• **Given passage**
────────
Younger children were more prone for
pneumonia possibly because of a relatively immature immune
system in younger children [13,14]. Male gender was found to be
significantly associated with pneumonia in univariate analysis,
but not in multivariate analysis. Similar findings were
reflected in the earlier study [15,16]. It may be because males
are more vulnerable to pneumonia and are given more preference
for hospitalization. Females may have a greater resistance due
to their enhanced Th1 immune response [17]. Undernutrition is a
significant risk factor for the development of pneumonia in
children [18] as also seen by us. Undernutrition is associated
with secondary immune deficiency and an increase in the risk of
infections, including pneumonia [19,20].
Vaccination with Hib reduces the incidence of
pneumonia in children [21], unlike the results of the present
study. The possible reason may be the higher number of viral
pneumonia than bacterial pneumonia in the present study as the
etiology of pneumonia was not investigated. Pneumococcal and
influenza vaccines are also associated with a decrease in the
incidence of pneumonia [22,23]. In view of very few children
immunized with these vaccines in this study, we were not able to
find any significant association with these vaccines.
────────
• **Extracted data**
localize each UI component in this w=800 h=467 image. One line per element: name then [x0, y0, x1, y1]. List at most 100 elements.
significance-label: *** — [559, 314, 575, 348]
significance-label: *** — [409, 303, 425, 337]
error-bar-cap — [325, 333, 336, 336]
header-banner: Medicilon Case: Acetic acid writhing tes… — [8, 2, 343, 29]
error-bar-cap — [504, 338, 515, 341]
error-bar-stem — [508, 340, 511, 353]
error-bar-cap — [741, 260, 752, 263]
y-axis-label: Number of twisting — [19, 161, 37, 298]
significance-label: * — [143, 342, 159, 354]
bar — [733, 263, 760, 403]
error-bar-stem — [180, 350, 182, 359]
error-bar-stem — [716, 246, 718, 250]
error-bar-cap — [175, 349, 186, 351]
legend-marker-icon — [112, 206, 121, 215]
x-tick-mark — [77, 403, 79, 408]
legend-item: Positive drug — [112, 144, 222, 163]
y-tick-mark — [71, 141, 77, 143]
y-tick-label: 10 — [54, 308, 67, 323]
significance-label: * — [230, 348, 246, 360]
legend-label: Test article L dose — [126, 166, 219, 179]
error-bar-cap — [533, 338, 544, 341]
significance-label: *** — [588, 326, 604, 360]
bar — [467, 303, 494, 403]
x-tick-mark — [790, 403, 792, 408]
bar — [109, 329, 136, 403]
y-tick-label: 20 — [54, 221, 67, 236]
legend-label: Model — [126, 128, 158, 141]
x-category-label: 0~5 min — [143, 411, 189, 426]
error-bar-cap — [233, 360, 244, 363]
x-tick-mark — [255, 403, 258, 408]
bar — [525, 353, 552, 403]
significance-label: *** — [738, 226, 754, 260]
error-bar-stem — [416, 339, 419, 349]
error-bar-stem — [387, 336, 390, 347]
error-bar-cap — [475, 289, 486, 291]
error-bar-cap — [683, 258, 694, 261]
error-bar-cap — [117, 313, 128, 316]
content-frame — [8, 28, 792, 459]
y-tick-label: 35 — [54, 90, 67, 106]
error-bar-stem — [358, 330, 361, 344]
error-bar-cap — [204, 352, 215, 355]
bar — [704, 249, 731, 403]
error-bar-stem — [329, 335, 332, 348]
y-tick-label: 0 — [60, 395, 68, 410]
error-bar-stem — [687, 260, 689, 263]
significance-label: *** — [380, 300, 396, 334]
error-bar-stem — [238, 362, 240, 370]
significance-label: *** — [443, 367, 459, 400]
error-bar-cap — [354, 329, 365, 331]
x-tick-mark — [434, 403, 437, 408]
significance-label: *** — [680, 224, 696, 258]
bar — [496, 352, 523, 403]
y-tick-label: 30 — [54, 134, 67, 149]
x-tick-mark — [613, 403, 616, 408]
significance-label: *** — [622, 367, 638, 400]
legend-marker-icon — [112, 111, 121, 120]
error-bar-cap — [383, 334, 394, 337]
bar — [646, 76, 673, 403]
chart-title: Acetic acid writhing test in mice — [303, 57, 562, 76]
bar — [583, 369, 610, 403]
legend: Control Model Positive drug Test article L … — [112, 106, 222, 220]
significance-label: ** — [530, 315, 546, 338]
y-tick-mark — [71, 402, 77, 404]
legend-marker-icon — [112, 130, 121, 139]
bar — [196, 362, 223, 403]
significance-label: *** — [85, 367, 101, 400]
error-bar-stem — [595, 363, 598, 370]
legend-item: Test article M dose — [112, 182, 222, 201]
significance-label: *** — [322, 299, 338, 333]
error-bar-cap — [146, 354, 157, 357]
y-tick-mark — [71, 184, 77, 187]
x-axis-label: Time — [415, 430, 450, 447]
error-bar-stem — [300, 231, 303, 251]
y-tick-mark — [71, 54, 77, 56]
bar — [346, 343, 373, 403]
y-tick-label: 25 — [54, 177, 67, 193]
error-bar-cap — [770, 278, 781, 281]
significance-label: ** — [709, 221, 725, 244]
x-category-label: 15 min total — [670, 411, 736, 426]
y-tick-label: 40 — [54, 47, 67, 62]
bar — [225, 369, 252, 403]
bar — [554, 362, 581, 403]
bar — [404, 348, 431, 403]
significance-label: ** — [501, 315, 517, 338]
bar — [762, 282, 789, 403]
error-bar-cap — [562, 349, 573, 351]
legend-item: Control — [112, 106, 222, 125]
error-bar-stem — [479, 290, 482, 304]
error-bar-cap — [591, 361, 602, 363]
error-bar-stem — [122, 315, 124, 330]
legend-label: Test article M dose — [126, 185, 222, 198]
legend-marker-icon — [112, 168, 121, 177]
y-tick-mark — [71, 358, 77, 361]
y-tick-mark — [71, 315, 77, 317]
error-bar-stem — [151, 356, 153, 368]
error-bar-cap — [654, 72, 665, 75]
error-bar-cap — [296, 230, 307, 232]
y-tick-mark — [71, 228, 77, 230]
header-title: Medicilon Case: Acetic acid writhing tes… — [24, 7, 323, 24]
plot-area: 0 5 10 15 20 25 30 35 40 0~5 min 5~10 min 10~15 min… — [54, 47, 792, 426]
────────
• **Exercise goal**
Please retype the pneumonia passage starting at "Vaccination with Hib" and ending at "with these vaccines.". The lines are separate material with no connection to the pneumonia passage.

• **Output below**
Vaccination with Hib reduces the incidence of
pneumonia in children [21], unlike the results of the present
study. The possible reason may be the higher number of viral
pneumonia than bacterial pneumonia in the present study as the
etiology of pneumonia was not investigated. Pneumococcal and
influenza vaccines are also associated with a decrease in the
incidence of pneumonia [22,23]. In view of very few children
immunized with these vaccines in this study, we were not able to
find any significant association with these vaccines.